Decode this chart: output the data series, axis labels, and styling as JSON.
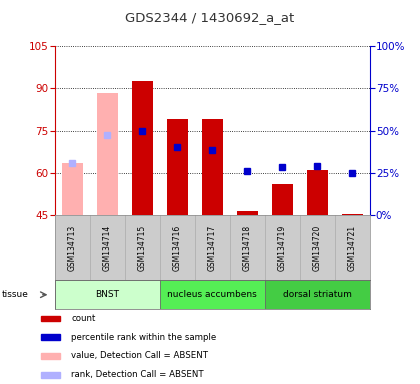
{
  "title": "GDS2344 / 1430692_a_at",
  "samples": [
    "GSM134713",
    "GSM134714",
    "GSM134715",
    "GSM134716",
    "GSM134717",
    "GSM134718",
    "GSM134719",
    "GSM134720",
    "GSM134721"
  ],
  "ylim_left": [
    45,
    105
  ],
  "ylim_right": [
    0,
    100
  ],
  "yticks_left": [
    45,
    60,
    75,
    90,
    105
  ],
  "yticks_right": [
    0,
    25,
    50,
    75,
    100
  ],
  "ytick_labels_right": [
    "0%",
    "25%",
    "50%",
    "75%",
    "100%"
  ],
  "count_values": [
    null,
    null,
    92.5,
    79,
    79,
    46.5,
    56,
    61,
    45.5
  ],
  "rank_values": [
    null,
    null,
    75,
    69,
    68,
    60.5,
    62,
    62.5,
    60
  ],
  "absent_value_values": [
    63.5,
    88.5,
    null,
    null,
    null,
    null,
    null,
    null,
    null
  ],
  "absent_rank_values": [
    63.5,
    73.5,
    null,
    null,
    null,
    null,
    null,
    null,
    null
  ],
  "bar_bottom": 45,
  "count_color": "#cc0000",
  "rank_color": "#0000cc",
  "absent_value_color": "#ffb0b0",
  "absent_rank_color": "#b0b0ff",
  "tissue_groups": [
    {
      "label": "BNST",
      "start": 0,
      "end": 3,
      "color": "#ccffcc"
    },
    {
      "label": "nucleus accumbens",
      "start": 3,
      "end": 6,
      "color": "#55ee55"
    },
    {
      "label": "dorsal striatum",
      "start": 6,
      "end": 9,
      "color": "#44cc44"
    }
  ],
  "legend_items": [
    {
      "color": "#cc0000",
      "label": "count"
    },
    {
      "color": "#0000cc",
      "label": "percentile rank within the sample"
    },
    {
      "color": "#ffb0b0",
      "label": "value, Detection Call = ABSENT"
    },
    {
      "color": "#b0b0ff",
      "label": "rank, Detection Call = ABSENT"
    }
  ],
  "sample_box_color": "#cccccc",
  "bg_color": "#ffffff",
  "left_axis_color": "#cc0000",
  "right_axis_color": "#0000cc"
}
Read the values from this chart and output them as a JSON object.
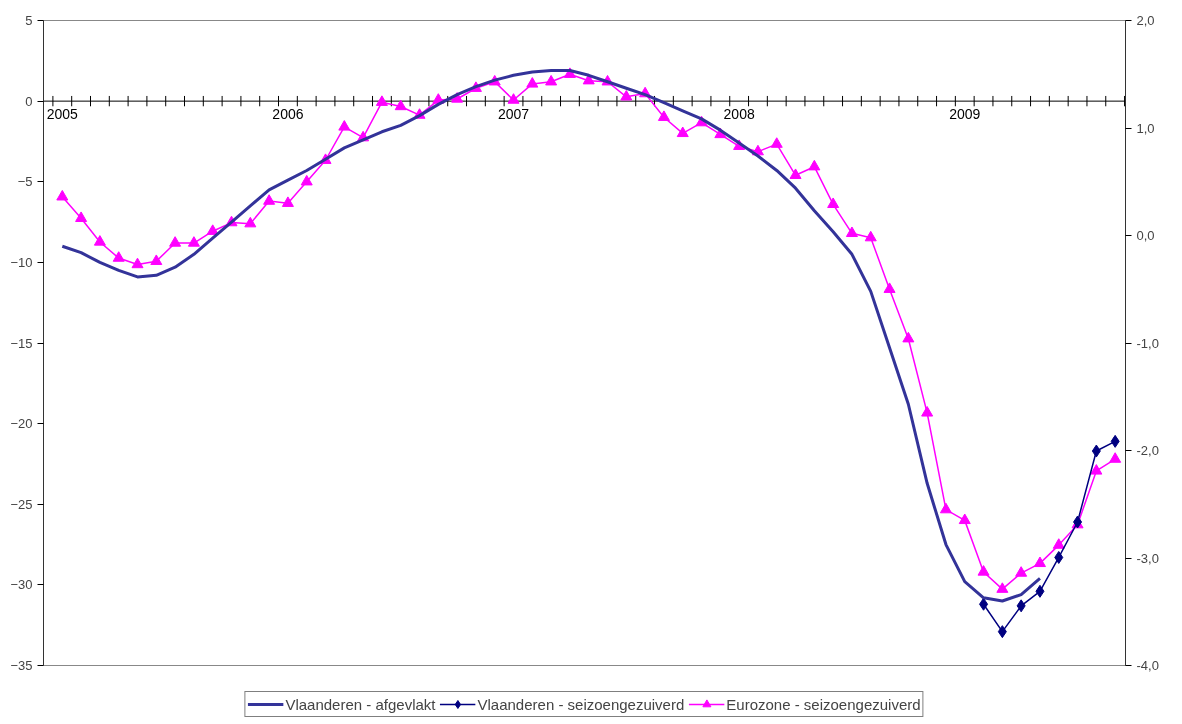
{
  "chart_data": {
    "type": "line",
    "categories": [
      "2005",
      null,
      null,
      null,
      null,
      null,
      null,
      null,
      null,
      null,
      null,
      null,
      "2006",
      null,
      null,
      null,
      null,
      null,
      null,
      null,
      null,
      null,
      null,
      null,
      "2007",
      null,
      null,
      null,
      null,
      null,
      null,
      null,
      null,
      null,
      null,
      null,
      "2008",
      null,
      null,
      null,
      null,
      null,
      null,
      null,
      null,
      null,
      null,
      null,
      "2009",
      null,
      null,
      null,
      null,
      null,
      null,
      null,
      null
    ],
    "series": [
      {
        "name": "Vlaanderen - afgevlakt",
        "color": "#333399",
        "marker": "none",
        "values": [
          -9.0,
          -9.4,
          -10.0,
          -10.5,
          -10.9,
          -10.8,
          -10.3,
          -9.5,
          -8.5,
          -7.5,
          -6.5,
          -5.5,
          -4.9,
          -4.3,
          -3.6,
          -2.9,
          -2.4,
          -1.9,
          -1.5,
          -0.9,
          -0.2,
          0.4,
          0.9,
          1.3,
          1.6,
          1.8,
          1.9,
          1.9,
          1.6,
          1.2,
          0.8,
          0.4,
          -0.1,
          -0.6,
          -1.1,
          -1.8,
          -2.6,
          -3.4,
          -4.3,
          -5.4,
          -6.8,
          -8.1,
          -9.5,
          -11.8,
          -15.3,
          -18.8,
          -23.7,
          -27.5,
          -29.8,
          -30.8,
          -31.0,
          -30.6,
          -29.6,
          null,
          null,
          null,
          null
        ]
      },
      {
        "name": "Vlaanderen - seizoengezuiverd",
        "color": "#000080",
        "marker": "diamond",
        "values": [
          null,
          null,
          null,
          null,
          null,
          null,
          null,
          null,
          null,
          null,
          null,
          null,
          null,
          null,
          null,
          null,
          null,
          null,
          null,
          null,
          null,
          null,
          null,
          null,
          null,
          null,
          null,
          null,
          null,
          null,
          null,
          null,
          null,
          null,
          null,
          null,
          null,
          null,
          null,
          null,
          null,
          null,
          null,
          null,
          null,
          null,
          null,
          null,
          null,
          -31.2,
          -32.9,
          -31.3,
          -30.4,
          -28.3,
          -26.1,
          -21.7,
          -21.1
        ]
      },
      {
        "name": "Eurozone - seizoengezuiverd",
        "color": "#ff00ff",
        "marker": "triangle",
        "axis": "y2",
        "values": [
          0.36,
          0.16,
          -0.06,
          -0.21,
          -0.27,
          -0.24,
          -0.07,
          -0.07,
          0.04,
          0.12,
          0.11,
          0.32,
          0.3,
          0.5,
          0.7,
          1.01,
          0.91,
          1.24,
          1.2,
          1.12,
          1.26,
          1.27,
          1.37,
          1.43,
          1.26,
          1.41,
          1.43,
          1.5,
          1.44,
          1.43,
          1.29,
          1.32,
          1.1,
          0.95,
          1.05,
          0.94,
          0.83,
          0.78,
          0.85,
          0.56,
          0.64,
          0.29,
          0.02,
          -0.02,
          -0.5,
          -0.96,
          -1.65,
          -2.55,
          -2.65,
          -3.13,
          -3.29,
          -3.14,
          -3.05,
          -2.88,
          -2.69,
          -2.19,
          -2.08
        ]
      }
    ],
    "ylim": [
      -35,
      5
    ],
    "yticks": [
      5,
      0,
      -5,
      -10,
      -15,
      -20,
      -25,
      -30,
      -35
    ],
    "y2lim": [
      -4.0,
      2.0
    ],
    "y2ticks": [
      {
        "value": 2.0,
        "label": "2,0"
      },
      {
        "value": 1.0,
        "label": "1,0"
      },
      {
        "value": 0.0,
        "label": "0,0"
      },
      {
        "value": -1.0,
        "label": "-1,0"
      },
      {
        "value": -2.0,
        "label": "-2,0"
      },
      {
        "value": -3.0,
        "label": "-3,0"
      },
      {
        "value": -4.0,
        "label": "-4,0"
      }
    ],
    "grid": false,
    "legend": "bottom",
    "line_style": "solid"
  }
}
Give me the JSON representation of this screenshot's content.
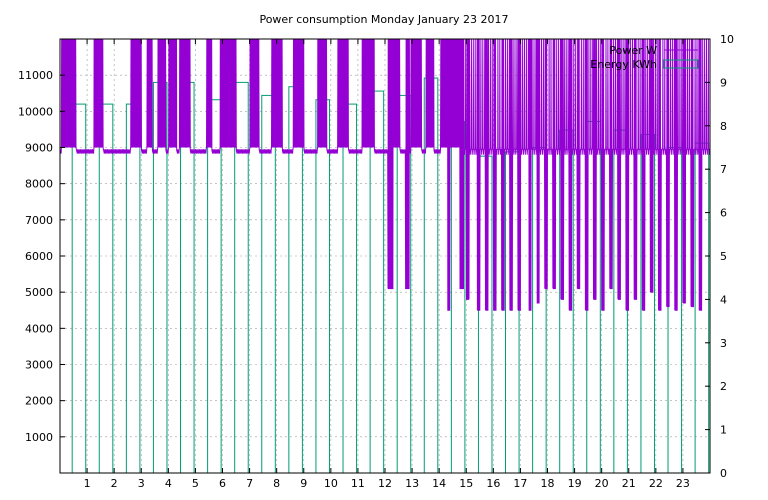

________________________________________

THE EXERCISE: Transcribe the records above exactly, omitting every picture they contain.

RESULT:
Decode this chart: output the data series, axis labels, and styling as JSON.
{
  "title": "GDS2344 / 1430692_a_at",
  "samples": [
    "GSM134713",
    "GSM134714",
    "GSM134715",
    "GSM134716",
    "GSM134717",
    "GSM134718",
    "GSM134719",
    "GSM134720",
    "GSM134721"
  ],
  "ylim_left": [
    45,
    105
  ],
  "ylim_right": [
    0,
    100
  ],
  "yticks_left": [
    45,
    60,
    75,
    90,
    105
  ],
  "yticks_right": [
    0,
    25,
    50,
    75,
    100
  ],
  "ytick_labels_right": [
    "0%",
    "25%",
    "50%",
    "75%",
    "100%"
  ],
  "count_values": [
    null,
    null,
    92.5,
    79,
    79,
    46.5,
    56,
    61,
    45.5
  ],
  "rank_values": [
    null,
    null,
    75,
    69,
    68,
    60.5,
    62,
    62.5,
    60
  ],
  "absent_value_values": [
    63.5,
    88.5,
    null,
    null,
    null,
    null,
    null,
    null,
    null
  ],
  "absent_rank_values": [
    63.5,
    73.5,
    null,
    null,
    null,
    null,
    null,
    null,
    null
  ],
  "bar_bottom": 45,
  "count_color": "#cc0000",
  "rank_color": "#0000cc",
  "absent_value_color": "#ffb0b0",
  "absent_rank_color": "#b0b0ff",
  "tissue_groups": [
    {
      "label": "BNST",
      "start": 0,
      "end": 3,
      "color": "#ccffcc"
    },
    {
      "label": "nucleus accumbens",
      "start": 3,
      "end": 6,
      "color": "#55ee55"
    },
    {
      "label": "dorsal striatum",
      "start": 6,
      "end": 9,
      "color": "#44cc44"
    }
  ],
  "legend_items": [
    {
      "color": "#cc0000",
      "label": "count"
    },
    {
      "color": "#0000cc",
      "label": "percentile rank within the sample"
    },
    {
      "color": "#ffb0b0",
      "label": "value, Detection Call = ABSENT"
    },
    {
      "color": "#b0b0ff",
      "label": "rank, Detection Call = ABSENT"
    }
  ],
  "sample_box_color": "#cccccc",
  "bg_color": "#ffffff",
  "left_axis_color": "#cc0000",
  "right_axis_color": "#0000cc"
}
Read the values from this chart and output them as a JSON object.
{
  "chart_data": {
    "type": "line",
    "categories": [
      "2005",
      null,
      null,
      null,
      null,
      null,
      null,
      null,
      null,
      null,
      null,
      null,
      "2006",
      null,
      null,
      null,
      null,
      null,
      null,
      null,
      null,
      null,
      null,
      null,
      "2007",
      null,
      null,
      null,
      null,
      null,
      null,
      null,
      null,
      null,
      null,
      null,
      "2008",
      null,
      null,
      null,
      null,
      null,
      null,
      null,
      null,
      null,
      null,
      null,
      "2009",
      null,
      null,
      null,
      null,
      null,
      null,
      null,
      null
    ],
    "series": [
      {
        "name": "Vlaanderen - afgevlakt",
        "color": "#333399",
        "marker": "none",
        "values": [
          -9.0,
          -9.4,
          -10.0,
          -10.5,
          -10.9,
          -10.8,
          -10.3,
          -9.5,
          -8.5,
          -7.5,
          -6.5,
          -5.5,
          -4.9,
          -4.3,
          -3.6,
          -2.9,
          -2.4,
          -1.9,
          -1.5,
          -0.9,
          -0.2,
          0.4,
          0.9,
          1.3,
          1.6,
          1.8,
          1.9,
          1.9,
          1.6,
          1.2,
          0.8,
          0.4,
          -0.1,
          -0.6,
          -1.1,
          -1.8,
          -2.6,
          -3.4,
          -4.3,
          -5.4,
          -6.8,
          -8.1,
          -9.5,
          -11.8,
          -15.3,
          -18.8,
          -23.7,
          -27.5,
          -29.8,
          -30.8,
          -31.0,
          -30.6,
          -29.6,
          null,
          null,
          null,
          null
        ]
      },
      {
        "name": "Vlaanderen - seizoengezuiverd",
        "color": "#000080",
        "marker": "diamond",
        "values": [
          null,
          null,
          null,
          null,
          null,
          null,
          null,
          null,
          null,
          null,
          null,
          null,
          null,
          null,
          null,
          null,
          null,
          null,
          null,
          null,
          null,
          null,
          null,
          null,
          null,
          null,
          null,
          null,
          null,
          null,
          null,
          null,
          null,
          null,
          null,
          null,
          null,
          null,
          null,
          null,
          null,
          null,
          null,
          null,
          null,
          null,
          null,
          null,
          null,
          -31.2,
          -32.9,
          -31.3,
          -30.4,
          -28.3,
          -26.1,
          -21.7,
          -21.1
        ]
      },
      {
        "name": "Eurozone - seizoengezuiverd",
        "color": "#ff00ff",
        "marker": "triangle",
        "axis": "y2",
        "values": [
          0.36,
          0.16,
          -0.06,
          -0.21,
          -0.27,
          -0.24,
          -0.07,
          -0.07,
          0.04,
          0.12,
          0.11,
          0.32,
          0.3,
          0.5,
          0.7,
          1.01,
          0.91,
          1.24,
          1.2,
          1.12,
          1.26,
          1.27,
          1.37,
          1.43,
          1.26,
          1.41,
          1.43,
          1.5,
          1.44,
          1.43,
          1.29,
          1.32,
          1.1,
          0.95,
          1.05,
          0.94,
          0.83,
          0.78,
          0.85,
          0.56,
          0.64,
          0.29,
          0.02,
          -0.02,
          -0.5,
          -0.96,
          -1.65,
          -2.55,
          -2.65,
          -3.13,
          -3.29,
          -3.14,
          -3.05,
          -2.88,
          -2.69,
          -2.19,
          -2.08
        ]
      }
    ],
    "ylim": [
      -35,
      5
    ],
    "yticks": [
      5,
      0,
      -5,
      -10,
      -15,
      -20,
      -25,
      -30,
      -35
    ],
    "y2lim": [
      -4.0,
      2.0
    ],
    "y2ticks": [
      {
        "value": 2.0,
        "label": "2,0"
      },
      {
        "value": 1.0,
        "label": "1,0"
      },
      {
        "value": 0.0,
        "label": "0,0"
      },
      {
        "value": -1.0,
        "label": "-1,0"
      },
      {
        "value": -2.0,
        "label": "-2,0"
      },
      {
        "value": -3.0,
        "label": "-3,0"
      },
      {
        "value": -4.0,
        "label": "-4,0"
      }
    ],
    "grid": false,
    "legend": "bottom",
    "line_style": "solid"
  }
}
Give me the JSON representation of this screenshot's content.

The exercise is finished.